## Task directions
Comb the records below for the string "пошлине" and copy each line where it turns up.

## Provided entries

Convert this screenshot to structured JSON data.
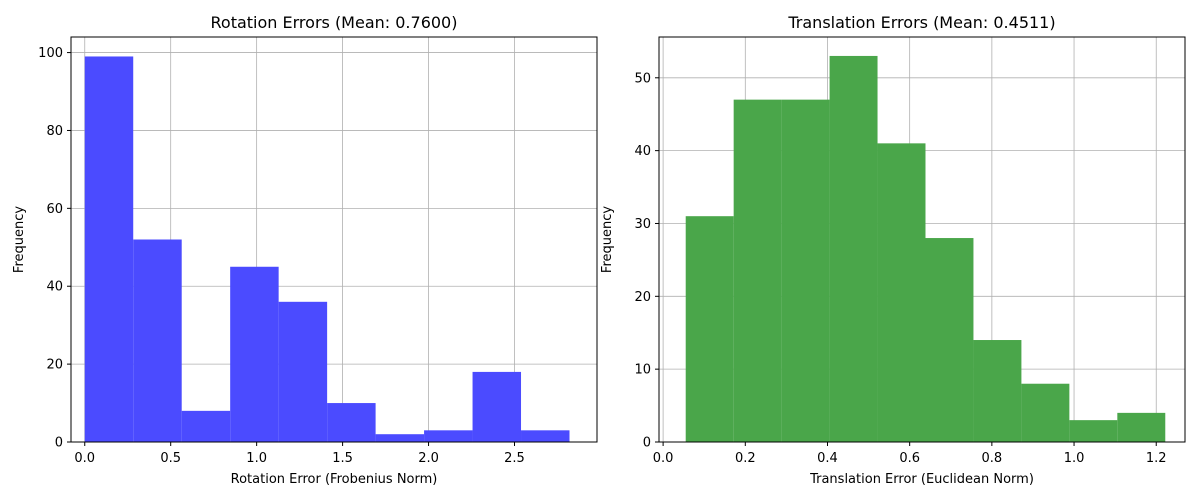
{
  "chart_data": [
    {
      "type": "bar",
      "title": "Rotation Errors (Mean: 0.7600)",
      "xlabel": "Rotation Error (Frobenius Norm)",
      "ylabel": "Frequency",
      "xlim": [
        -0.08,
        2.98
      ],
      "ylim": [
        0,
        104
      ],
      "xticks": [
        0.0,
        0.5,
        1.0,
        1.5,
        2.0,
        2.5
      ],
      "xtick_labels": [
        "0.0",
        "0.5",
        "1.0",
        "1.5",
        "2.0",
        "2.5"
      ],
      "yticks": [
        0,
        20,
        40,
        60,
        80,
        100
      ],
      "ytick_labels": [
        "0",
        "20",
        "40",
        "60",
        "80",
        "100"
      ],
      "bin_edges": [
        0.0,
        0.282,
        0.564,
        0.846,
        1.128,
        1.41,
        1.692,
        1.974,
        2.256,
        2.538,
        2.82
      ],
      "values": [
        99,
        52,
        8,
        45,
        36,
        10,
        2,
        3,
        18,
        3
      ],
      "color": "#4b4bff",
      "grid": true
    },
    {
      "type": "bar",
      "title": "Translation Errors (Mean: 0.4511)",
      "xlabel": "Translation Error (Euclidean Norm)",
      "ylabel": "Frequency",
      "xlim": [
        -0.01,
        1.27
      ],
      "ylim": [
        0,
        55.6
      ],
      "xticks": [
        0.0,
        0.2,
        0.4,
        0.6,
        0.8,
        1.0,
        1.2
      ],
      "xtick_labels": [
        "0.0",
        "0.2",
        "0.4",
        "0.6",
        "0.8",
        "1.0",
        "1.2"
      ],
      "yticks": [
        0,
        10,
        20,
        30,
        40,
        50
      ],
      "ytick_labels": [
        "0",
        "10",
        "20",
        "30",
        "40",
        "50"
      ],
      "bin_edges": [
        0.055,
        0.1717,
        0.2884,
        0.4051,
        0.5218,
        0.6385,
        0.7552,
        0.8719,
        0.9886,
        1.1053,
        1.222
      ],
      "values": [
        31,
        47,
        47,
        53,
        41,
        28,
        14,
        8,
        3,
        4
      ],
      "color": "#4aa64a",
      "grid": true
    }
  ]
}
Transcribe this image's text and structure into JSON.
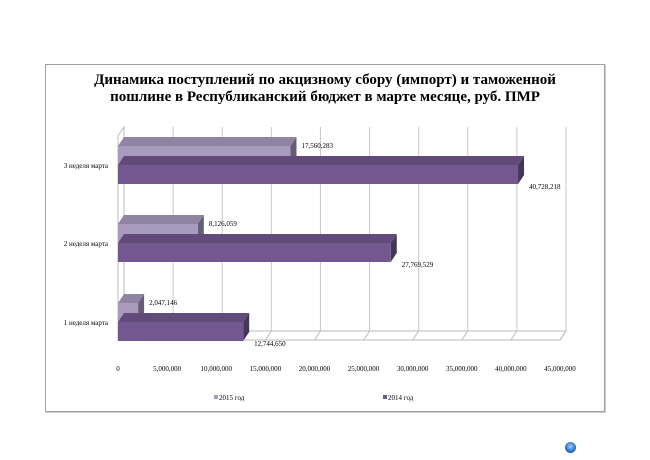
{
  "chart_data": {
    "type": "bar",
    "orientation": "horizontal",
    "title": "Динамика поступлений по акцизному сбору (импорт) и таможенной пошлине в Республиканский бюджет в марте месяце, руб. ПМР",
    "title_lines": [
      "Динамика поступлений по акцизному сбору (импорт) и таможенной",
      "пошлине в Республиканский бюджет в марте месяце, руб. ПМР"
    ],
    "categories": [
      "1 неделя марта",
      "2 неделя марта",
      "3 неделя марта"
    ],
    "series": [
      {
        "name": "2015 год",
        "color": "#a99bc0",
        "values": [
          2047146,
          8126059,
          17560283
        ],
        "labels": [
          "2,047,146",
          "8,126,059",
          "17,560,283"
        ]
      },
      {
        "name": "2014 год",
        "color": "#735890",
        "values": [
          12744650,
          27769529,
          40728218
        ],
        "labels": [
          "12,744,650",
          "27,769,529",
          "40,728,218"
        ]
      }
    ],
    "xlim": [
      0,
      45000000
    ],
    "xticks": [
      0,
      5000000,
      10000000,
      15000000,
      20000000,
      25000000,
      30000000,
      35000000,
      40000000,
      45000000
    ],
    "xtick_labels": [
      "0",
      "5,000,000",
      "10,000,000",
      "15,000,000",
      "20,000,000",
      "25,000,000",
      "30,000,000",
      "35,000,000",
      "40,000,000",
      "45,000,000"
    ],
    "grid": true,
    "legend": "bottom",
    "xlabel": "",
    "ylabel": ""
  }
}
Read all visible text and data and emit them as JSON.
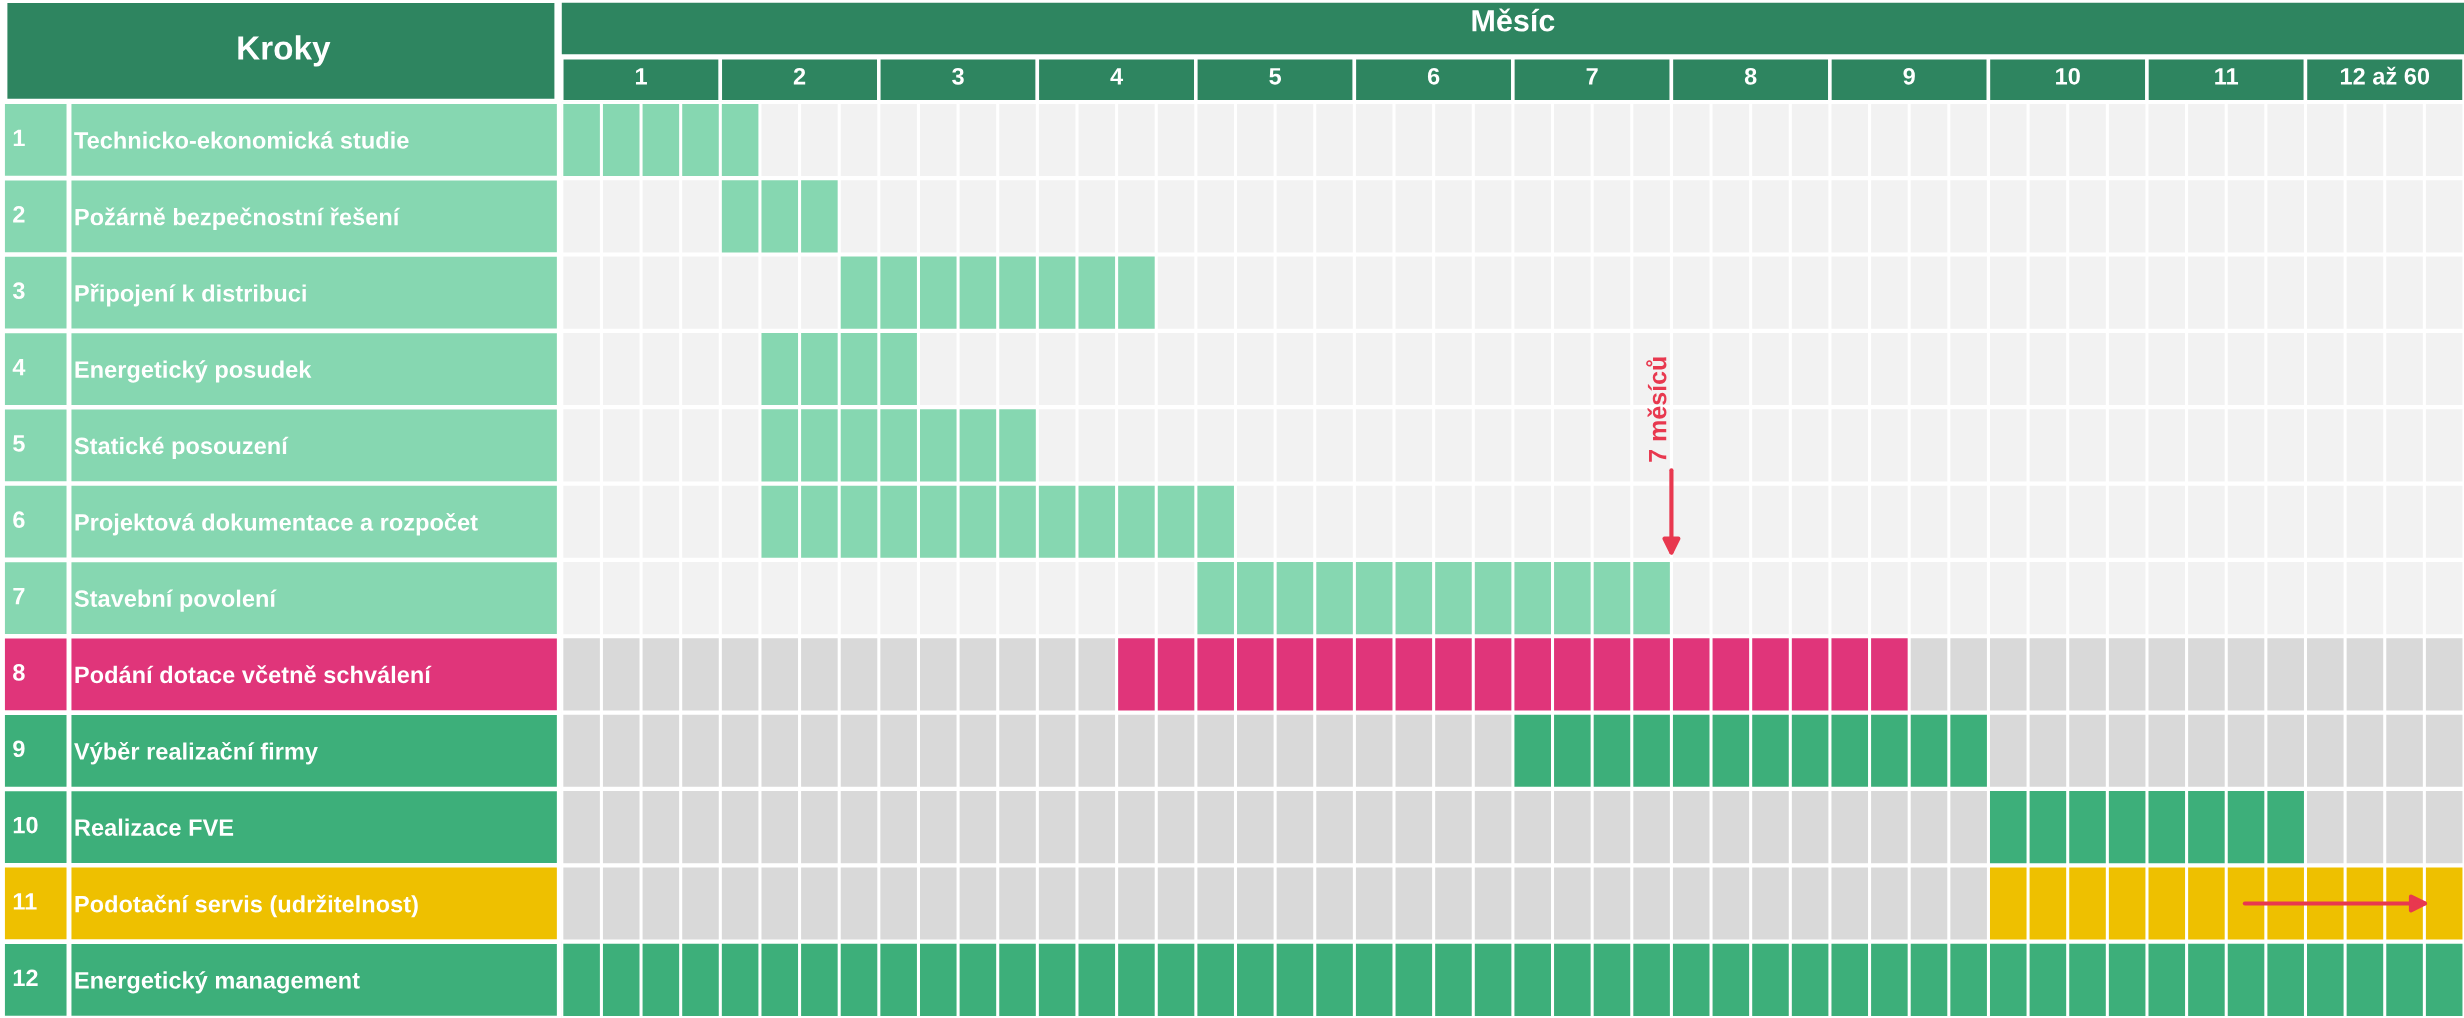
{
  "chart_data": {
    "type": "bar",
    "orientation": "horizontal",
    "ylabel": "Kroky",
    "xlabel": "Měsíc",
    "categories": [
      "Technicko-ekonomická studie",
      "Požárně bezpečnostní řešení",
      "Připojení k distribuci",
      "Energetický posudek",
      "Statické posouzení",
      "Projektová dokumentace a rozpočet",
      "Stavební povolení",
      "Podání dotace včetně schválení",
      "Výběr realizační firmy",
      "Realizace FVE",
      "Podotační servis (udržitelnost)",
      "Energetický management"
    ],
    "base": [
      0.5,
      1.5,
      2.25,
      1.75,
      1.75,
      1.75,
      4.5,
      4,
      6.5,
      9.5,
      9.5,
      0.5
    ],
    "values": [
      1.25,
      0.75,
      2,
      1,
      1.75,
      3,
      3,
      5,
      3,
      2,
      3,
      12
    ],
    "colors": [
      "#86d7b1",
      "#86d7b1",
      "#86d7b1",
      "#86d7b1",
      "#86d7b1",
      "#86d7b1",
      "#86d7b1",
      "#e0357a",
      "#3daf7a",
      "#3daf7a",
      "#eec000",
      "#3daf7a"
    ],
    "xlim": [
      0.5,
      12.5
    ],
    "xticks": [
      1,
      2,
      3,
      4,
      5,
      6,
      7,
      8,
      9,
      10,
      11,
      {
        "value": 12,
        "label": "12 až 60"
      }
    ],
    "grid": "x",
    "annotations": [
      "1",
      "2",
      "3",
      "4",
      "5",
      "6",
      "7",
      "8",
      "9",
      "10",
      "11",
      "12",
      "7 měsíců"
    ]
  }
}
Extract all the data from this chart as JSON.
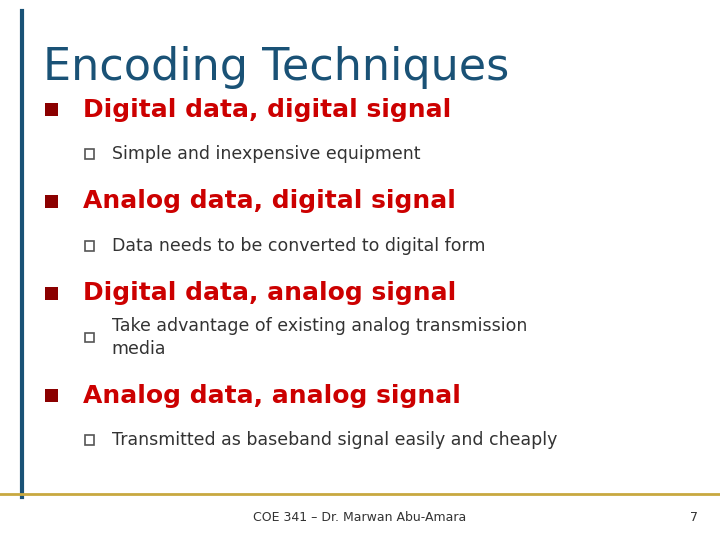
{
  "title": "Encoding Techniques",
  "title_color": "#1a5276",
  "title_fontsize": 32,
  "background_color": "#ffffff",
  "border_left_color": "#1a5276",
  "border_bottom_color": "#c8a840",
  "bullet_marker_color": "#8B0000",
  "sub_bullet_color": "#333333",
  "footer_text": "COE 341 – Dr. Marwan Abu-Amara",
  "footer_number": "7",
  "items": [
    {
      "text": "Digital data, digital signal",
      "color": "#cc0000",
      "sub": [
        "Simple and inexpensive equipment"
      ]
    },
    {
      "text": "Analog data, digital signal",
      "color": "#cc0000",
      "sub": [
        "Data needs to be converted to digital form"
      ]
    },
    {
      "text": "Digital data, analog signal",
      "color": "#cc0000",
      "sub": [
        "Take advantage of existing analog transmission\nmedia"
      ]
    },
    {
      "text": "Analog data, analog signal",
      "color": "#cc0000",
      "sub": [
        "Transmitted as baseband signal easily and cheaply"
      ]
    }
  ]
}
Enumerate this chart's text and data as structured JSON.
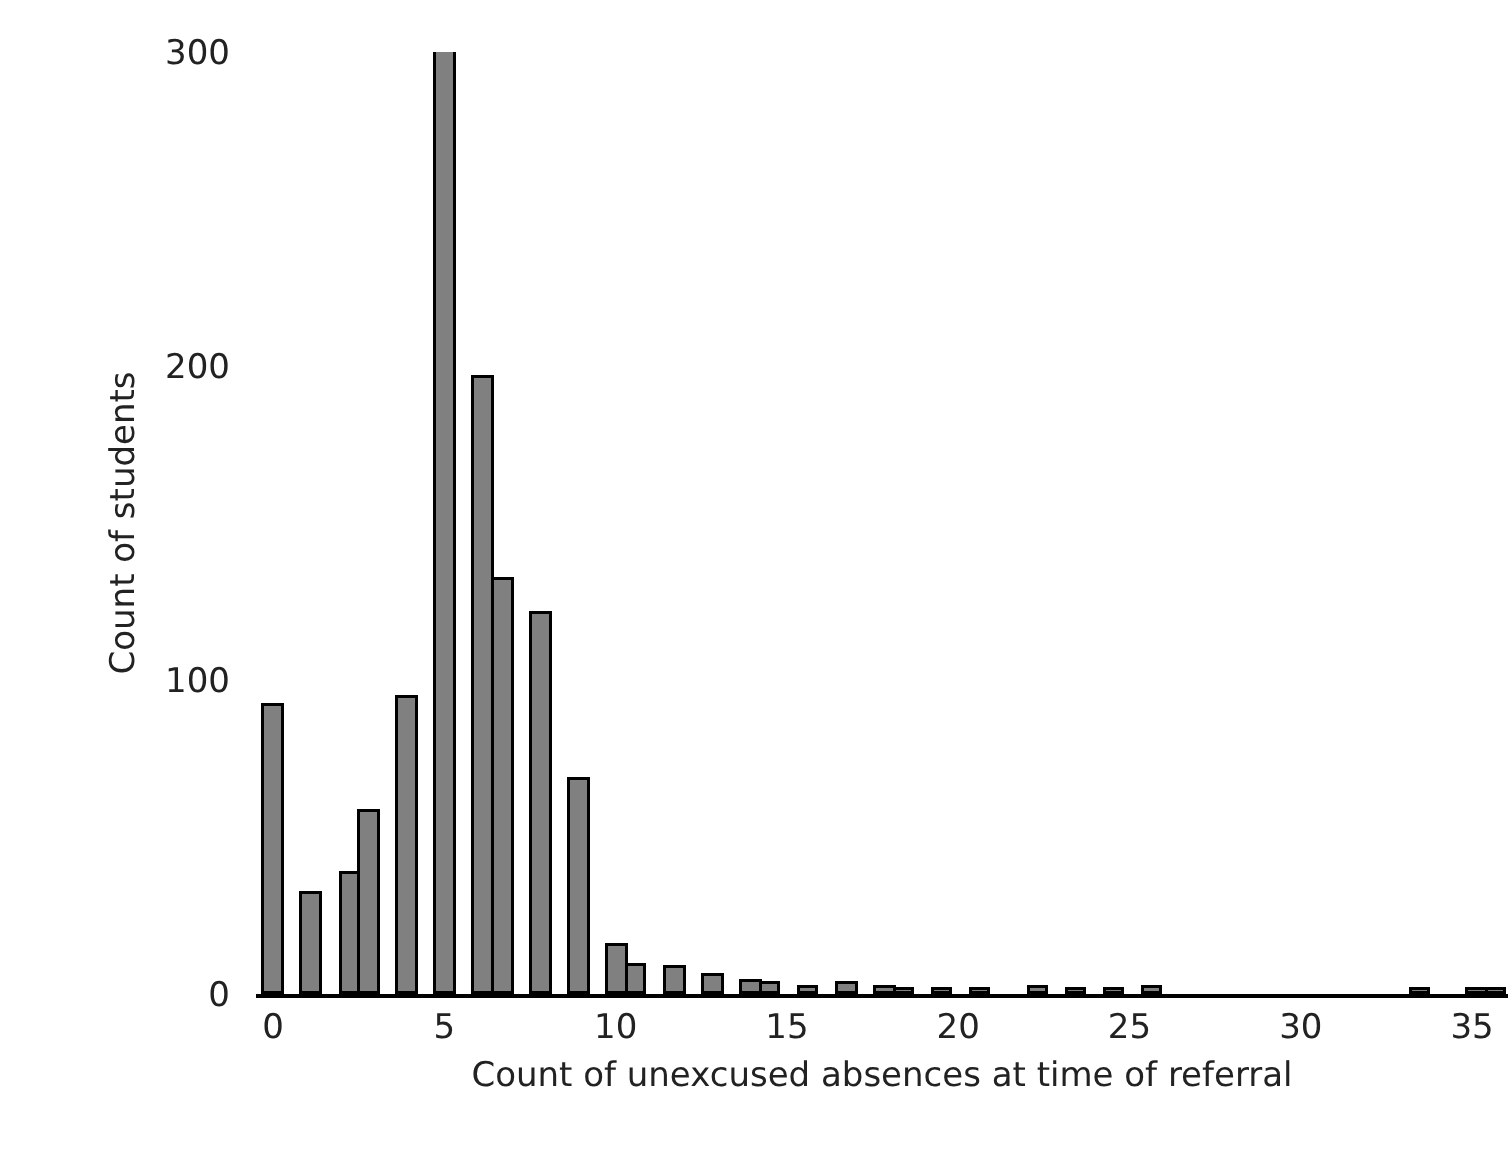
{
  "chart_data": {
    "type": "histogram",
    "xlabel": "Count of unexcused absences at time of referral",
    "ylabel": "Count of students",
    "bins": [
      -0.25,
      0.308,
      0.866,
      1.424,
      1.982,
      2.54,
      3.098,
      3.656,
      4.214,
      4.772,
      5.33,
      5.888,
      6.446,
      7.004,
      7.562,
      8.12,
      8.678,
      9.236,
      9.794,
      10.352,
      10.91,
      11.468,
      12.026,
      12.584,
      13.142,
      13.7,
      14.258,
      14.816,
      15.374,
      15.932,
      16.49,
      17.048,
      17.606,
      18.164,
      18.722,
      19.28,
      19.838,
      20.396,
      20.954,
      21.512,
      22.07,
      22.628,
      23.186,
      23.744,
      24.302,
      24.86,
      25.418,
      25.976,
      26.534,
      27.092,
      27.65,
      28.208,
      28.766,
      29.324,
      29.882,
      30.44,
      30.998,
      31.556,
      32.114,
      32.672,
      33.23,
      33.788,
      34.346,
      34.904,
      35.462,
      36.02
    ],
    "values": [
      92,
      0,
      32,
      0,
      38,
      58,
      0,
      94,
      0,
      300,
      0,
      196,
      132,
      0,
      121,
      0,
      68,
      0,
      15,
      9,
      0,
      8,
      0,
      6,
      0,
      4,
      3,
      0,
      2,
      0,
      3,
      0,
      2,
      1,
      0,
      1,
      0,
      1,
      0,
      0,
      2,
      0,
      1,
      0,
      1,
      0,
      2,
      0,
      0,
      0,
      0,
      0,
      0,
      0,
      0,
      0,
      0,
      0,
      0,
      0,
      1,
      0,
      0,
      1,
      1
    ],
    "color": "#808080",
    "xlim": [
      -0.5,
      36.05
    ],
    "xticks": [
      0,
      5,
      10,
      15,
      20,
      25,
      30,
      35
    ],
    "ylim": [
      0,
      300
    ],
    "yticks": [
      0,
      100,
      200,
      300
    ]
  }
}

## Response to this exercise
    "title": "Динамика поступлений по акцизному сбору (импорт) и таможенной пошлине в Республиканский бюджет в марте месяце, руб. ПМР",
      "пошлине в Республиканский бюджет в марте месяце, руб. ПМР"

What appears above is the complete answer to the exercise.